## What this task involves
Skip the images and return the records below exactly.

===== Supplied entries =====

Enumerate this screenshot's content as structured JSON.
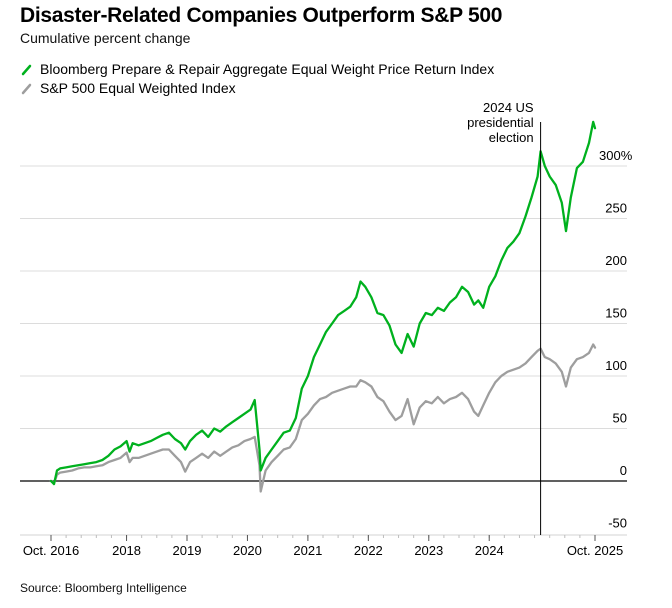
{
  "header": {
    "title": "Disaster-Related Companies Outperform S&P 500",
    "subtitle": "Cumulative percent change"
  },
  "legend": [
    {
      "label": "Bloomberg Prepare & Repair Aggregate Equal Weight Price Return Index",
      "color": "#00b11e"
    },
    {
      "label": "S&P 500 Equal Weighted Index",
      "color": "#9e9e9e"
    }
  ],
  "footer": {
    "source": "Source: Bloomberg Intelligence"
  },
  "chart_data": {
    "type": "line",
    "title": "Disaster-Related Companies Outperform S&P 500",
    "subtitle": "Cumulative percent change",
    "xlabel": "",
    "ylabel": "",
    "x_range": [
      2016.75,
      2025.75
    ],
    "ylim": [
      -50,
      300
    ],
    "y_ticks": [
      -50,
      0,
      50,
      100,
      150,
      200,
      250,
      300
    ],
    "y_tick_labels": [
      "-50",
      "0",
      "50",
      "100",
      "150",
      "200",
      "250",
      "300%"
    ],
    "x_ticks": [
      2016.75,
      2018,
      2019,
      2020,
      2021,
      2022,
      2023,
      2024,
      2025.75
    ],
    "x_tick_labels": [
      "Oct. 2016",
      "2018",
      "2019",
      "2020",
      "2021",
      "2022",
      "2023",
      "2024",
      "Oct. 2025"
    ],
    "grid": true,
    "legend_position": "top-left",
    "annotations": [
      {
        "x": 2024.85,
        "text_lines": [
          "2024 US",
          "presidential",
          "election"
        ],
        "type": "vertical-line"
      }
    ],
    "x": [
      2016.75,
      2016.8,
      2016.85,
      2016.9,
      2017.0,
      2017.1,
      2017.2,
      2017.3,
      2017.4,
      2017.5,
      2017.6,
      2017.7,
      2017.8,
      2017.9,
      2018.0,
      2018.05,
      2018.1,
      2018.2,
      2018.3,
      2018.4,
      2018.5,
      2018.6,
      2018.7,
      2018.8,
      2018.9,
      2018.97,
      2019.05,
      2019.15,
      2019.25,
      2019.35,
      2019.45,
      2019.55,
      2019.65,
      2019.75,
      2019.85,
      2019.95,
      2020.05,
      2020.12,
      2020.2,
      2020.22,
      2020.3,
      2020.4,
      2020.5,
      2020.6,
      2020.7,
      2020.8,
      2020.9,
      2021.0,
      2021.1,
      2021.2,
      2021.3,
      2021.4,
      2021.5,
      2021.6,
      2021.7,
      2021.8,
      2021.87,
      2021.95,
      2022.05,
      2022.15,
      2022.25,
      2022.35,
      2022.45,
      2022.55,
      2022.65,
      2022.75,
      2022.85,
      2022.95,
      2023.05,
      2023.15,
      2023.25,
      2023.35,
      2023.45,
      2023.55,
      2023.65,
      2023.75,
      2023.82,
      2023.9,
      2024.0,
      2024.1,
      2024.2,
      2024.3,
      2024.4,
      2024.5,
      2024.6,
      2024.7,
      2024.8,
      2024.85,
      2024.92,
      2025.0,
      2025.1,
      2025.2,
      2025.27,
      2025.35,
      2025.45,
      2025.55,
      2025.65,
      2025.72,
      2025.75
    ],
    "series": [
      {
        "name": "Bloomberg Prepare & Repair Aggregate Equal Weight Price Return Index",
        "color": "#00b11e",
        "values": [
          0,
          -3,
          10,
          12,
          13,
          14,
          15,
          16,
          17,
          18,
          20,
          24,
          30,
          33,
          38,
          28,
          36,
          34,
          36,
          38,
          41,
          44,
          46,
          40,
          36,
          30,
          38,
          44,
          48,
          42,
          50,
          47,
          52,
          56,
          60,
          64,
          68,
          77,
          30,
          10,
          22,
          30,
          38,
          46,
          48,
          60,
          88,
          100,
          118,
          130,
          142,
          150,
          158,
          162,
          166,
          175,
          190,
          185,
          175,
          160,
          158,
          148,
          130,
          122,
          140,
          128,
          150,
          160,
          158,
          165,
          162,
          170,
          175,
          185,
          180,
          168,
          172,
          165,
          185,
          195,
          210,
          222,
          228,
          236,
          252,
          270,
          290,
          314,
          300,
          290,
          282,
          265,
          238,
          270,
          298,
          304,
          322,
          342,
          336
        ]
      },
      {
        "name": "S&P 500 Equal Weighted Index",
        "color": "#9e9e9e",
        "values": [
          0,
          -2,
          6,
          8,
          9,
          10,
          12,
          13,
          13,
          14,
          15,
          18,
          20,
          22,
          27,
          18,
          22,
          22,
          24,
          26,
          28,
          30,
          30,
          24,
          18,
          9,
          18,
          22,
          26,
          22,
          28,
          24,
          28,
          32,
          34,
          38,
          40,
          42,
          15,
          -10,
          10,
          18,
          24,
          30,
          32,
          40,
          58,
          64,
          72,
          78,
          80,
          84,
          86,
          88,
          90,
          90,
          96,
          94,
          90,
          80,
          76,
          66,
          58,
          62,
          78,
          54,
          70,
          76,
          74,
          80,
          74,
          78,
          80,
          84,
          78,
          66,
          62,
          72,
          84,
          94,
          100,
          104,
          106,
          108,
          112,
          118,
          124,
          126,
          118,
          116,
          112,
          104,
          90,
          108,
          116,
          118,
          122,
          130,
          127
        ]
      }
    ]
  }
}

=====

## Output below
Enumerate this screenshot's content as structured JSON.
{
  "header": {
    "title": "Disaster-Related Companies Outperform S&P 500",
    "subtitle": "Cumulative percent change"
  },
  "legend": [
    {
      "label": "Bloomberg Prepare & Repair Aggregate Equal Weight Price Return Index",
      "color": "#00b11e"
    },
    {
      "label": "S&P 500 Equal Weighted Index",
      "color": "#9e9e9e"
    }
  ],
  "footer": {
    "source": "Source: Bloomberg Intelligence"
  },
  "chart_data": {
    "type": "line",
    "title": "Disaster-Related Companies Outperform S&P 500",
    "subtitle": "Cumulative percent change",
    "xlabel": "",
    "ylabel": "",
    "x_range": [
      2016.75,
      2025.75
    ],
    "ylim": [
      -50,
      300
    ],
    "y_ticks": [
      -50,
      0,
      50,
      100,
      150,
      200,
      250,
      300
    ],
    "y_tick_labels": [
      "-50",
      "0",
      "50",
      "100",
      "150",
      "200",
      "250",
      "300%"
    ],
    "x_ticks": [
      2016.75,
      2018,
      2019,
      2020,
      2021,
      2022,
      2023,
      2024,
      2025.75
    ],
    "x_tick_labels": [
      "Oct. 2016",
      "2018",
      "2019",
      "2020",
      "2021",
      "2022",
      "2023",
      "2024",
      "Oct. 2025"
    ],
    "grid": true,
    "legend_position": "top-left",
    "annotations": [
      {
        "x": 2024.85,
        "text_lines": [
          "2024 US",
          "presidential",
          "election"
        ],
        "type": "vertical-line"
      }
    ],
    "x": [
      2016.75,
      2016.8,
      2016.85,
      2016.9,
      2017.0,
      2017.1,
      2017.2,
      2017.3,
      2017.4,
      2017.5,
      2017.6,
      2017.7,
      2017.8,
      2017.9,
      2018.0,
      2018.05,
      2018.1,
      2018.2,
      2018.3,
      2018.4,
      2018.5,
      2018.6,
      2018.7,
      2018.8,
      2018.9,
      2018.97,
      2019.05,
      2019.15,
      2019.25,
      2019.35,
      2019.45,
      2019.55,
      2019.65,
      2019.75,
      2019.85,
      2019.95,
      2020.05,
      2020.12,
      2020.2,
      2020.22,
      2020.3,
      2020.4,
      2020.5,
      2020.6,
      2020.7,
      2020.8,
      2020.9,
      2021.0,
      2021.1,
      2021.2,
      2021.3,
      2021.4,
      2021.5,
      2021.6,
      2021.7,
      2021.8,
      2021.87,
      2021.95,
      2022.05,
      2022.15,
      2022.25,
      2022.35,
      2022.45,
      2022.55,
      2022.65,
      2022.75,
      2022.85,
      2022.95,
      2023.05,
      2023.15,
      2023.25,
      2023.35,
      2023.45,
      2023.55,
      2023.65,
      2023.75,
      2023.82,
      2023.9,
      2024.0,
      2024.1,
      2024.2,
      2024.3,
      2024.4,
      2024.5,
      2024.6,
      2024.7,
      2024.8,
      2024.85,
      2024.92,
      2025.0,
      2025.1,
      2025.2,
      2025.27,
      2025.35,
      2025.45,
      2025.55,
      2025.65,
      2025.72,
      2025.75
    ],
    "series": [
      {
        "name": "Bloomberg Prepare & Repair Aggregate Equal Weight Price Return Index",
        "color": "#00b11e",
        "values": [
          0,
          -3,
          10,
          12,
          13,
          14,
          15,
          16,
          17,
          18,
          20,
          24,
          30,
          33,
          38,
          28,
          36,
          34,
          36,
          38,
          41,
          44,
          46,
          40,
          36,
          30,
          38,
          44,
          48,
          42,
          50,
          47,
          52,
          56,
          60,
          64,
          68,
          77,
          30,
          10,
          22,
          30,
          38,
          46,
          48,
          60,
          88,
          100,
          118,
          130,
          142,
          150,
          158,
          162,
          166,
          175,
          190,
          185,
          175,
          160,
          158,
          148,
          130,
          122,
          140,
          128,
          150,
          160,
          158,
          165,
          162,
          170,
          175,
          185,
          180,
          168,
          172,
          165,
          185,
          195,
          210,
          222,
          228,
          236,
          252,
          270,
          290,
          314,
          300,
          290,
          282,
          265,
          238,
          270,
          298,
          304,
          322,
          342,
          336
        ]
      },
      {
        "name": "S&P 500 Equal Weighted Index",
        "color": "#9e9e9e",
        "values": [
          0,
          -2,
          6,
          8,
          9,
          10,
          12,
          13,
          13,
          14,
          15,
          18,
          20,
          22,
          27,
          18,
          22,
          22,
          24,
          26,
          28,
          30,
          30,
          24,
          18,
          9,
          18,
          22,
          26,
          22,
          28,
          24,
          28,
          32,
          34,
          38,
          40,
          42,
          15,
          -10,
          10,
          18,
          24,
          30,
          32,
          40,
          58,
          64,
          72,
          78,
          80,
          84,
          86,
          88,
          90,
          90,
          96,
          94,
          90,
          80,
          76,
          66,
          58,
          62,
          78,
          54,
          70,
          76,
          74,
          80,
          74,
          78,
          80,
          84,
          78,
          66,
          62,
          72,
          84,
          94,
          100,
          104,
          106,
          108,
          112,
          118,
          124,
          126,
          118,
          116,
          112,
          104,
          90,
          108,
          116,
          118,
          122,
          130,
          127
        ]
      }
    ]
  }
}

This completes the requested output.